**Work instructions**
Copy each line of the entries that contains the word "this".

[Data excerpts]
★ ★ ★ ★ ★
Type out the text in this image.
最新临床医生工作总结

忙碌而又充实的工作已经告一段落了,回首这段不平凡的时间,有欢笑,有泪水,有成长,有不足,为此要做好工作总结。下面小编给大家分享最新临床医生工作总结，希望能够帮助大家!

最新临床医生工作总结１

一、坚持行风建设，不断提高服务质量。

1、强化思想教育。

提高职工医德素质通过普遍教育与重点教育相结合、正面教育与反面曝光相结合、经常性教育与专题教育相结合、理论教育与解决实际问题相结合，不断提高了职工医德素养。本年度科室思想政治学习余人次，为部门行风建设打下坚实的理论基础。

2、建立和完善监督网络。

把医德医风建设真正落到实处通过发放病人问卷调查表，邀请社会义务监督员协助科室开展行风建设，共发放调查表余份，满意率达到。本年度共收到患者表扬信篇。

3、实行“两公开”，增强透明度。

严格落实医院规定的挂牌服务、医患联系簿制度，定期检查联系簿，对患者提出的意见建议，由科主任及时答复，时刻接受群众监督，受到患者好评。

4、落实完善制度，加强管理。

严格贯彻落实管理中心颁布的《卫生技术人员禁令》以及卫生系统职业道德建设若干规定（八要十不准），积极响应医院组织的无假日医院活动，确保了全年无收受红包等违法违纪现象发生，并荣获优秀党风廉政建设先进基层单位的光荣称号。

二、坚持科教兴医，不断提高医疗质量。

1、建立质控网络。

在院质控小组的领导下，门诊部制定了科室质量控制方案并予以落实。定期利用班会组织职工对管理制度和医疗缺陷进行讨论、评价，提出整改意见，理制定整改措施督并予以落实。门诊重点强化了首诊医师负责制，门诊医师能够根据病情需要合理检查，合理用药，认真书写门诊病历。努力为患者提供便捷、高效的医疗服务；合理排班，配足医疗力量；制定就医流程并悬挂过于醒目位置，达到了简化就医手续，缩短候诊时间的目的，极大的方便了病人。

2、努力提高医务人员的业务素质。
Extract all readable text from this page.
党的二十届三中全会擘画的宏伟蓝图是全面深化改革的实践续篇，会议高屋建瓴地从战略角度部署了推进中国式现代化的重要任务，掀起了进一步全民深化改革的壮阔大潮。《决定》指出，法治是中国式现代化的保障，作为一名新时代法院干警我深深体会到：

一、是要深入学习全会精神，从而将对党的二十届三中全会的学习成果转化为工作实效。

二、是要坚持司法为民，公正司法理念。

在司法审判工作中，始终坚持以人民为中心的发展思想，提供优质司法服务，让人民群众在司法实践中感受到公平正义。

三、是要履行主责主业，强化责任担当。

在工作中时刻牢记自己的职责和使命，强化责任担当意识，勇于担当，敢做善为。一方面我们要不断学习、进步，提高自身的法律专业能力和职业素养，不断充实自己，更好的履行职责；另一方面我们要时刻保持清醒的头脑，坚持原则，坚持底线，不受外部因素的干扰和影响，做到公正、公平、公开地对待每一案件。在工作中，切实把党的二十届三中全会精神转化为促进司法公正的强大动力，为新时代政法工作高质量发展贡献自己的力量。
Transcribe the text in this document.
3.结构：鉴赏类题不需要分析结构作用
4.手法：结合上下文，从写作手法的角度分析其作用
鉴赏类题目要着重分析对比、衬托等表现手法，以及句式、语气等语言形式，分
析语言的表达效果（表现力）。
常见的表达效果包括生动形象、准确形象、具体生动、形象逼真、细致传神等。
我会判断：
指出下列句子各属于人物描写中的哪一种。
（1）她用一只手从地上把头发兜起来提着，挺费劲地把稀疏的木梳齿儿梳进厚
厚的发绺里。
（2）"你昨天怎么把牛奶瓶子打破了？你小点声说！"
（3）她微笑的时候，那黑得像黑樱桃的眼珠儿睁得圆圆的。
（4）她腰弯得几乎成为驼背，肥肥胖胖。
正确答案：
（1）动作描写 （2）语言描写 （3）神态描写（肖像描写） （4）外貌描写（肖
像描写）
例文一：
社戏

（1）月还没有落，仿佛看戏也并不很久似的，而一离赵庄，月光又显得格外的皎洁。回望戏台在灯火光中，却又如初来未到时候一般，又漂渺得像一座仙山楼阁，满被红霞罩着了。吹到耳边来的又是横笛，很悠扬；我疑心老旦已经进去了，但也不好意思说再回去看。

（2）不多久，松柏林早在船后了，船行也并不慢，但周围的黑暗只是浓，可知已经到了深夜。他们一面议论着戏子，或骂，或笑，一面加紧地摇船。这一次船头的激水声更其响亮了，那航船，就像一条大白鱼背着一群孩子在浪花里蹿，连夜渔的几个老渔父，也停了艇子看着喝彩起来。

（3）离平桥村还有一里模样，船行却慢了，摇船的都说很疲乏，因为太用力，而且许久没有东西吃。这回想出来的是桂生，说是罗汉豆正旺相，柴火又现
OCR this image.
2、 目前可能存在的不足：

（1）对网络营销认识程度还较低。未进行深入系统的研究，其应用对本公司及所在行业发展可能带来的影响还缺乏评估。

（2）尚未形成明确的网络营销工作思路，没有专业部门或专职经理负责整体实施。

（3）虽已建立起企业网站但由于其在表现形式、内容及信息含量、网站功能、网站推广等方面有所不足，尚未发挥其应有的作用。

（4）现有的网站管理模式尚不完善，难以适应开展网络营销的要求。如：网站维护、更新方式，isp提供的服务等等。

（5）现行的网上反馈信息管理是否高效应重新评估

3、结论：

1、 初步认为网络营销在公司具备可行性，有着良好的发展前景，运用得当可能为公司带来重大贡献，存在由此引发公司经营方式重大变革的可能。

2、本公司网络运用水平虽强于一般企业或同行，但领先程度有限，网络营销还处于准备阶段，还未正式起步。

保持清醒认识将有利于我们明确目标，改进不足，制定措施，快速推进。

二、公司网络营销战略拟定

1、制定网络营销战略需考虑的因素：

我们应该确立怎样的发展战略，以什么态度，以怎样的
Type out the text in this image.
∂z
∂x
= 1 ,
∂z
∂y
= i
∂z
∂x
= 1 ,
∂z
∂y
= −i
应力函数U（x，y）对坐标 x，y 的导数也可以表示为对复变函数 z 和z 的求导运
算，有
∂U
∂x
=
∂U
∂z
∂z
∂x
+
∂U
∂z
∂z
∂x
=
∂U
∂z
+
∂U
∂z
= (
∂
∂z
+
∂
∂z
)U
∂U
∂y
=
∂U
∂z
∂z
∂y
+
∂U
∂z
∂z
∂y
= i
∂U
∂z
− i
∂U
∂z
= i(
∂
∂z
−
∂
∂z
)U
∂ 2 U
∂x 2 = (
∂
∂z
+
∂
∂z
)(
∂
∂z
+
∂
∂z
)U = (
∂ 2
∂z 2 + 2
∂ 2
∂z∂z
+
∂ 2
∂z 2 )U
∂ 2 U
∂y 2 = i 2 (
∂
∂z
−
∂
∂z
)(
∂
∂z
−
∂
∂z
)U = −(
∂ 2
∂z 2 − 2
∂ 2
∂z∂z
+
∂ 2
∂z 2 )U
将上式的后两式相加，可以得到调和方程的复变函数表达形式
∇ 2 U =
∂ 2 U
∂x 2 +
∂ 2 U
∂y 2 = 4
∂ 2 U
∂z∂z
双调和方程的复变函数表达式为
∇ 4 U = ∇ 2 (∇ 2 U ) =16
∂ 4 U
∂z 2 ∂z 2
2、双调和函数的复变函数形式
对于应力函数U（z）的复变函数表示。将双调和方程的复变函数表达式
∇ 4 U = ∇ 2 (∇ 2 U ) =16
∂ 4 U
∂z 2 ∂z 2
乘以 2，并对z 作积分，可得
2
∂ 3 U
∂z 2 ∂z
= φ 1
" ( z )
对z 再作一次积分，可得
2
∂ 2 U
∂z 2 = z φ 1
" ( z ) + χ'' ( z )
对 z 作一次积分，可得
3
★ ★ ★ ★ ★
**Response below**
Type out the text in this image.
Extract all readable text from this page.
Transcribe the text in this document.
OCR this image.
Type out the text in this image.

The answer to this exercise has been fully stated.